:: EXERCISE DIRECTIONS ::
Copy out the complete listing, word for word.

[Excerpts from a figure dataset]
⟨

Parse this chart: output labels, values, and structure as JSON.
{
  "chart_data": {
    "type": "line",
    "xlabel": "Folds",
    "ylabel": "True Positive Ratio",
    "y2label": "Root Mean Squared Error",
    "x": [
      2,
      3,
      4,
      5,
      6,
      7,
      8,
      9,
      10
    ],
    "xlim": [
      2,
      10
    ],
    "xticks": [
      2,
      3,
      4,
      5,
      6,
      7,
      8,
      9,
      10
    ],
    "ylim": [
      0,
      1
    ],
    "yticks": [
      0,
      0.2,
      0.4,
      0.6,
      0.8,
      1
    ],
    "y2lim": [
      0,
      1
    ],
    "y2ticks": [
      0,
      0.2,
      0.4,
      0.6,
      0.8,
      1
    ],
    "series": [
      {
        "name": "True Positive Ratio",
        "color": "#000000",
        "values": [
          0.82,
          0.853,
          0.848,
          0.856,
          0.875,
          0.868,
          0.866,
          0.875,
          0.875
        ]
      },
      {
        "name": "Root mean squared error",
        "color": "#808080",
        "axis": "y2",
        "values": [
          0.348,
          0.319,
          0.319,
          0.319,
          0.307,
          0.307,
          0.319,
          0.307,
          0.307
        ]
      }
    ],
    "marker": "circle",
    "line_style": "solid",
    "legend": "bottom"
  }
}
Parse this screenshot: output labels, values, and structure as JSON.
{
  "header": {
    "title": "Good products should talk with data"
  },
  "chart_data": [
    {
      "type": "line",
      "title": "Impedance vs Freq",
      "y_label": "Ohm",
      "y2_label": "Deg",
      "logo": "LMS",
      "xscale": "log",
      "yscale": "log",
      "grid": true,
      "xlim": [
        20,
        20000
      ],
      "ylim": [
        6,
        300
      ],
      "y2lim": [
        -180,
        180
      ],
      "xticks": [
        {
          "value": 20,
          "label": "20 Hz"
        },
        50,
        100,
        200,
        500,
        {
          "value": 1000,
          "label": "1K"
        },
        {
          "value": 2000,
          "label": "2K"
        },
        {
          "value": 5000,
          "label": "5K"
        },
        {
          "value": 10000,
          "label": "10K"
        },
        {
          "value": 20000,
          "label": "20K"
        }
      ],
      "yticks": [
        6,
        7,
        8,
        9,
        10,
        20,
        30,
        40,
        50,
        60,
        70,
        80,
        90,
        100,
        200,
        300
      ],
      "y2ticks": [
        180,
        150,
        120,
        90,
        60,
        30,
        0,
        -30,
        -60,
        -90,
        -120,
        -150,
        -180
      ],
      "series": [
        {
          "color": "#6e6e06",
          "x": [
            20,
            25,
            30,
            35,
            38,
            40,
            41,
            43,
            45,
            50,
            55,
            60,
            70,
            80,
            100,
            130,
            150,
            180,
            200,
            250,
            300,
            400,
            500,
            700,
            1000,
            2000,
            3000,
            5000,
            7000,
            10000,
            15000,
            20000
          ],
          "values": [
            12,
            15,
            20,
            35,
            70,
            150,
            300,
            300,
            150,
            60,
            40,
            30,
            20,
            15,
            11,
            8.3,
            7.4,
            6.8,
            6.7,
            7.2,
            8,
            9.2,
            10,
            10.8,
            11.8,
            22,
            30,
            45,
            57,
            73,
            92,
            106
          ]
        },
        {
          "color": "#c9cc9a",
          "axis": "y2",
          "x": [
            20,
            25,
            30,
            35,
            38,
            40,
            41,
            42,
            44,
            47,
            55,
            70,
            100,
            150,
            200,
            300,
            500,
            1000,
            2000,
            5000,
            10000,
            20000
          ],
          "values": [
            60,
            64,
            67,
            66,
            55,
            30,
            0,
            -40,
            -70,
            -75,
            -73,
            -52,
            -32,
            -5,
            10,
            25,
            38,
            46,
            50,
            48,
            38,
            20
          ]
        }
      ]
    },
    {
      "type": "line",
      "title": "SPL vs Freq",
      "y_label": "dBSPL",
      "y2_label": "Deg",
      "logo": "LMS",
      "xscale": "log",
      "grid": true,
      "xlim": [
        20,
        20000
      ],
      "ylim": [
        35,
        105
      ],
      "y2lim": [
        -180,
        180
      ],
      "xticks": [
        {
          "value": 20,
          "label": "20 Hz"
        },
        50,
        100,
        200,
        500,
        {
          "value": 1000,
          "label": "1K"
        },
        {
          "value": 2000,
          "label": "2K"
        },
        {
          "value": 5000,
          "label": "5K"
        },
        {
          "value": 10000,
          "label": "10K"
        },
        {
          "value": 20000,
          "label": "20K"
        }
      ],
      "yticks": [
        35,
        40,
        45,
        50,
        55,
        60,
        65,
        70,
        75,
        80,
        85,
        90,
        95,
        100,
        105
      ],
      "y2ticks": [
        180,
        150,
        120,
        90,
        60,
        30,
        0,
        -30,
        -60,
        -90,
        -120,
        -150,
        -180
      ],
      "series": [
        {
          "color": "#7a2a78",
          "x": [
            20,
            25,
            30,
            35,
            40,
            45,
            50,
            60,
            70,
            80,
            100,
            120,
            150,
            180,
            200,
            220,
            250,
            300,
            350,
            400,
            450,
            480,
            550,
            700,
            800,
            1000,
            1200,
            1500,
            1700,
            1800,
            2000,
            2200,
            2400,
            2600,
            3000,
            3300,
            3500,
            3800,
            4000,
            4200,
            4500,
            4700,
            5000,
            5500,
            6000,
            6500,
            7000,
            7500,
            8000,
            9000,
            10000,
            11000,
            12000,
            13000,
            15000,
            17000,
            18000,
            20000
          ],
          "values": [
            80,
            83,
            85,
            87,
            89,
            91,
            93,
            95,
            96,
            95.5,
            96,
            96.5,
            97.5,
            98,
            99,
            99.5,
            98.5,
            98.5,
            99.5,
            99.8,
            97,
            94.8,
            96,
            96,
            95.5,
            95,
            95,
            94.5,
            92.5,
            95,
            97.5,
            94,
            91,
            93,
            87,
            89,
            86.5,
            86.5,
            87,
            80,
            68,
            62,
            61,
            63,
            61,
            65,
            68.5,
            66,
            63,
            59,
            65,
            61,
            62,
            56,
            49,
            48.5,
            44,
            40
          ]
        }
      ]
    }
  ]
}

⟩

:: SOLUTION FOR THIS TASK ::
Parse this chart: output labels, values, and structure as JSON.
{
  "chart_data": {
    "type": "line",
    "xlabel": "Folds",
    "ylabel": "True Positive Ratio",
    "y2label": "Root Mean Squared Error",
    "x": [
      2,
      3,
      4,
      5,
      6,
      7,
      8,
      9,
      10
    ],
    "xlim": [
      2,
      10
    ],
    "xticks": [
      2,
      3,
      4,
      5,
      6,
      7,
      8,
      9,
      10
    ],
    "ylim": [
      0,
      1
    ],
    "yticks": [
      0,
      0.2,
      0.4,
      0.6,
      0.8,
      1
    ],
    "y2lim": [
      0,
      1
    ],
    "y2ticks": [
      0,
      0.2,
      0.4,
      0.6,
      0.8,
      1
    ],
    "series": [
      {
        "name": "True Positive Ratio",
        "color": "#000000",
        "values": [
          0.82,
          0.853,
          0.848,
          0.856,
          0.875,
          0.868,
          0.866,
          0.875,
          0.875
        ]
      },
      {
        "name": "Root mean squared error",
        "color": "#808080",
        "axis": "y2",
        "values": [
          0.348,
          0.319,
          0.319,
          0.319,
          0.307,
          0.307,
          0.319,
          0.307,
          0.307
        ]
      }
    ],
    "marker": "circle",
    "line_style": "solid",
    "legend": "bottom"
  }
}
Parse this screenshot: output labels, values, and structure as JSON.
{
  "header": {
    "title": "Good products should talk with data"
  },
  "chart_data": [
    {
      "type": "line",
      "title": "Impedance vs Freq",
      "y_label": "Ohm",
      "y2_label": "Deg",
      "logo": "LMS",
      "xscale": "log",
      "yscale": "log",
      "grid": true,
      "xlim": [
        20,
        20000
      ],
      "ylim": [
        6,
        300
      ],
      "y2lim": [
        -180,
        180
      ],
      "xticks": [
        {
          "value": 20,
          "label": "20 Hz"
        },
        50,
        100,
        200,
        500,
        {
          "value": 1000,
          "label": "1K"
        },
        {
          "value": 2000,
          "label": "2K"
        },
        {
          "value": 5000,
          "label": "5K"
        },
        {
          "value": 10000,
          "label": "10K"
        },
        {
          "value": 20000,
          "label": "20K"
        }
      ],
      "yticks": [
        6,
        7,
        8,
        9,
        10,
        20,
        30,
        40,
        50,
        60,
        70,
        80,
        90,
        100,
        200,
        300
      ],
      "y2ticks": [
        180,
        150,
        120,
        90,
        60,
        30,
        0,
        -30,
        -60,
        -90,
        -120,
        -150,
        -180
      ],
      "series": [
        {
          "color": "#6e6e06",
          "x": [
            20,
            25,
            30,
            35,
            38,
            40,
            41,
            43,
            45,
            50,
            55,
            60,
            70,
            80,
            100,
            130,
            150,
            180,
            200,
            250,
            300,
            400,
            500,
            700,
            1000,
            2000,
            3000,
            5000,
            7000,
            10000,
            15000,
            20000
          ],
          "values": [
            12,
            15,
            20,
            35,
            70,
            150,
            300,
            300,
            150,
            60,
            40,
            30,
            20,
            15,
            11,
            8.3,
            7.4,
            6.8,
            6.7,
            7.2,
            8,
            9.2,
            10,
            10.8,
            11.8,
            22,
            30,
            45,
            57,
            73,
            92,
            106
          ]
        },
        {
          "color": "#c9cc9a",
          "axis": "y2",
          "x": [
            20,
            25,
            30,
            35,
            38,
            40,
            41,
            42,
            44,
            47,
            55,
            70,
            100,
            150,
            200,
            300,
            500,
            1000,
            2000,
            5000,
            10000,
            20000
          ],
          "values": [
            60,
            64,
            67,
            66,
            55,
            30,
            0,
            -40,
            -70,
            -75,
            -73,
            -52,
            -32,
            -5,
            10,
            25,
            38,
            46,
            50,
            48,
            38,
            20
          ]
        }
      ]
    },
    {
      "type": "line",
      "title": "SPL vs Freq",
      "y_label": "dBSPL",
      "y2_label": "Deg",
      "logo": "LMS",
      "xscale": "log",
      "grid": true,
      "xlim": [
        20,
        20000
      ],
      "ylim": [
        35,
        105
      ],
      "y2lim": [
        -180,
        180
      ],
      "xticks": [
        {
          "value": 20,
          "label": "20 Hz"
        },
        50,
        100,
        200,
        500,
        {
          "value": 1000,
          "label": "1K"
        },
        {
          "value": 2000,
          "label": "2K"
        },
        {
          "value": 5000,
          "label": "5K"
        },
        {
          "value": 10000,
          "label": "10K"
        },
        {
          "value": 20000,
          "label": "20K"
        }
      ],
      "yticks": [
        35,
        40,
        45,
        50,
        55,
        60,
        65,
        70,
        75,
        80,
        85,
        90,
        95,
        100,
        105
      ],
      "y2ticks": [
        180,
        150,
        120,
        90,
        60,
        30,
        0,
        -30,
        -60,
        -90,
        -120,
        -150,
        -180
      ],
      "series": [
        {
          "color": "#7a2a78",
          "x": [
            20,
            25,
            30,
            35,
            40,
            45,
            50,
            60,
            70,
            80,
            100,
            120,
            150,
            180,
            200,
            220,
            250,
            300,
            350,
            400,
            450,
            480,
            550,
            700,
            800,
            1000,
            1200,
            1500,
            1700,
            1800,
            2000,
            2200,
            2400,
            2600,
            3000,
            3300,
            3500,
            3800,
            4000,
            4200,
            4500,
            4700,
            5000,
            5500,
            6000,
            6500,
            7000,
            7500,
            8000,
            9000,
            10000,
            11000,
            12000,
            13000,
            15000,
            17000,
            18000,
            20000
          ],
          "values": [
            80,
            83,
            85,
            87,
            89,
            91,
            93,
            95,
            96,
            95.5,
            96,
            96.5,
            97.5,
            98,
            99,
            99.5,
            98.5,
            98.5,
            99.5,
            99.8,
            97,
            94.8,
            96,
            96,
            95.5,
            95,
            95,
            94.5,
            92.5,
            95,
            97.5,
            94,
            91,
            93,
            87,
            89,
            86.5,
            86.5,
            87,
            80,
            68,
            62,
            61,
            63,
            61,
            65,
            68.5,
            66,
            63,
            59,
            65,
            61,
            62,
            56,
            49,
            48.5,
            44,
            40
          ]
        }
      ]
    }
  ]
}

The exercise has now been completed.